- What to work on
Only the lines from the one containing "Give me a plain-text" through the end of the entries should be repeated, exactly as they appear, first and last included.

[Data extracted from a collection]
::::::::::

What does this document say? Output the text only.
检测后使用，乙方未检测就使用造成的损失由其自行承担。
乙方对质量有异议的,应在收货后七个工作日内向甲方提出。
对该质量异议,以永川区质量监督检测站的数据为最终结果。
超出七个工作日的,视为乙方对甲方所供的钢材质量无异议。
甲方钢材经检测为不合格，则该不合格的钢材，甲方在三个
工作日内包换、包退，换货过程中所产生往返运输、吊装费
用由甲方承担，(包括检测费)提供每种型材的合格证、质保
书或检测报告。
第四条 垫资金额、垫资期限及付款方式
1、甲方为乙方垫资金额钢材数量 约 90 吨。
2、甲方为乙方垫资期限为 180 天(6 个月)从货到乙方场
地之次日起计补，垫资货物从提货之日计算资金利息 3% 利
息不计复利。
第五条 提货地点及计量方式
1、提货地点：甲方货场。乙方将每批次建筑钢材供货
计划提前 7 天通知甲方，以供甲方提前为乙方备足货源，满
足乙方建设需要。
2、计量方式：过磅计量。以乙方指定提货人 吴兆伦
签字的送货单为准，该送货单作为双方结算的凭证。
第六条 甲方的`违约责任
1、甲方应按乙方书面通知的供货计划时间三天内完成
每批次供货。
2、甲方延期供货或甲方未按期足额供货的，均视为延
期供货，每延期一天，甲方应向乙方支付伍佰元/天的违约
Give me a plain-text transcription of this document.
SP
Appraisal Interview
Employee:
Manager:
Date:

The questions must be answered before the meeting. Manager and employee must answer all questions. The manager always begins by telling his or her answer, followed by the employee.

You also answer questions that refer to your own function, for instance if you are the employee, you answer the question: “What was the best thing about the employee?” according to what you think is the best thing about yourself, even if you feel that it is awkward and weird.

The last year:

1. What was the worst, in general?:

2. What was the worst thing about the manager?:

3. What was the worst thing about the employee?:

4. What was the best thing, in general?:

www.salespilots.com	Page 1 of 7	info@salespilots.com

::::::::::

- The answer
Give me a plain-text transcription of this document.
SP
Appraisal Interview
Employee:
Manager:
Date:

The questions must be answered before the meeting. Manager and employee must answer all questions. The manager always begins by telling his or her answer, followed by the employee.

You also answer questions that refer to your own function, for instance if you are the employee, you answer the question: “What was the best thing about the employee?” according to what you think is the best thing about yourself, even if you feel that it is awkward and weird.

The last year:

1. What was the worst, in general?:

2. What was the worst thing about the manager?:

3. What was the worst thing about the employee?:

4. What was the best thing, in general?:

www.salespilots.com	Page 1 of 7	info@salespilots.com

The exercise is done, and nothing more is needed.